[Dataset entries]
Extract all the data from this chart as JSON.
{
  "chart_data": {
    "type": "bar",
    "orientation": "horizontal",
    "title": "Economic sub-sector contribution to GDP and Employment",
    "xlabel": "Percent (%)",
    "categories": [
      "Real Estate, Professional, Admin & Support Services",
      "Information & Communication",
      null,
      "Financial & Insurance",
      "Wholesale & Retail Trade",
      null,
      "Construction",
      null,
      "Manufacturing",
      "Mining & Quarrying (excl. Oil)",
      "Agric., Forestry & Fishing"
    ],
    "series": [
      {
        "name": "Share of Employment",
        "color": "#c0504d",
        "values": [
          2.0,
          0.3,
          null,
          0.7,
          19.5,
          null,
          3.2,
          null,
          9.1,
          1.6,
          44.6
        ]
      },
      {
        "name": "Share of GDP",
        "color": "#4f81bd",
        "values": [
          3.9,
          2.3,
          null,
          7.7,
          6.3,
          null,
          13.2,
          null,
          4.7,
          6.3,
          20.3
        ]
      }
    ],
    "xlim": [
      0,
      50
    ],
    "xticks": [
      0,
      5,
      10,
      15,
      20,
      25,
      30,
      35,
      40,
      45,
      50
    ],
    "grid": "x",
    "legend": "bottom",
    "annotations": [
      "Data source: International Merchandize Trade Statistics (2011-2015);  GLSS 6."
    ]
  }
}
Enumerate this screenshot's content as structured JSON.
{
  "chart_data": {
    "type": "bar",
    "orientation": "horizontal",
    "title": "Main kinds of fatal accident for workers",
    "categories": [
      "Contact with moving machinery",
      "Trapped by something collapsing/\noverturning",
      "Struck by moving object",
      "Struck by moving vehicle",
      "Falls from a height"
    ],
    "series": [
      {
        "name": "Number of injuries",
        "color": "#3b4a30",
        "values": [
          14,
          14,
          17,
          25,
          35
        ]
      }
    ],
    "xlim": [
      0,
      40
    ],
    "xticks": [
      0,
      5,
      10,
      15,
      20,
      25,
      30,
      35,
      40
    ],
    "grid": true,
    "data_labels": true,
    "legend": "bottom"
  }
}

EXERCISE DIRECTIONS ▸ Copy out the data shown above without altering anything.

RESULT OF THIS EXERCISE ▸
Extract all the data from this chart as JSON.
{
  "chart_data": {
    "type": "bar",
    "orientation": "horizontal",
    "title": "Economic sub-sector contribution to GDP and Employment",
    "xlabel": "Percent (%)",
    "categories": [
      "Real Estate, Professional, Admin & Support Services",
      "Information & Communication",
      null,
      "Financial & Insurance",
      "Wholesale & Retail Trade",
      null,
      "Construction",
      null,
      "Manufacturing",
      "Mining & Quarrying (excl. Oil)",
      "Agric., Forestry & Fishing"
    ],
    "series": [
      {
        "name": "Share of Employment",
        "color": "#c0504d",
        "values": [
          2.0,
          0.3,
          null,
          0.7,
          19.5,
          null,
          3.2,
          null,
          9.1,
          1.6,
          44.6
        ]
      },
      {
        "name": "Share of GDP",
        "color": "#4f81bd",
        "values": [
          3.9,
          2.3,
          null,
          7.7,
          6.3,
          null,
          13.2,
          null,
          4.7,
          6.3,
          20.3
        ]
      }
    ],
    "xlim": [
      0,
      50
    ],
    "xticks": [
      0,
      5,
      10,
      15,
      20,
      25,
      30,
      35,
      40,
      45,
      50
    ],
    "grid": "x",
    "legend": "bottom",
    "annotations": [
      "Data source: International Merchandize Trade Statistics (2011-2015);  GLSS 6."
    ]
  }
}
Enumerate this screenshot's content as structured JSON.
{
  "chart_data": {
    "type": "bar",
    "orientation": "horizontal",
    "title": "Main kinds of fatal accident for workers",
    "categories": [
      "Contact with moving machinery",
      "Trapped by something collapsing/\noverturning",
      "Struck by moving object",
      "Struck by moving vehicle",
      "Falls from a height"
    ],
    "series": [
      {
        "name": "Number of injuries",
        "color": "#3b4a30",
        "values": [
          14,
          14,
          17,
          25,
          35
        ]
      }
    ],
    "xlim": [
      0,
      40
    ],
    "xticks": [
      0,
      5,
      10,
      15,
      20,
      25,
      30,
      35,
      40
    ],
    "grid": true,
    "data_labels": true,
    "legend": "bottom"
  }
}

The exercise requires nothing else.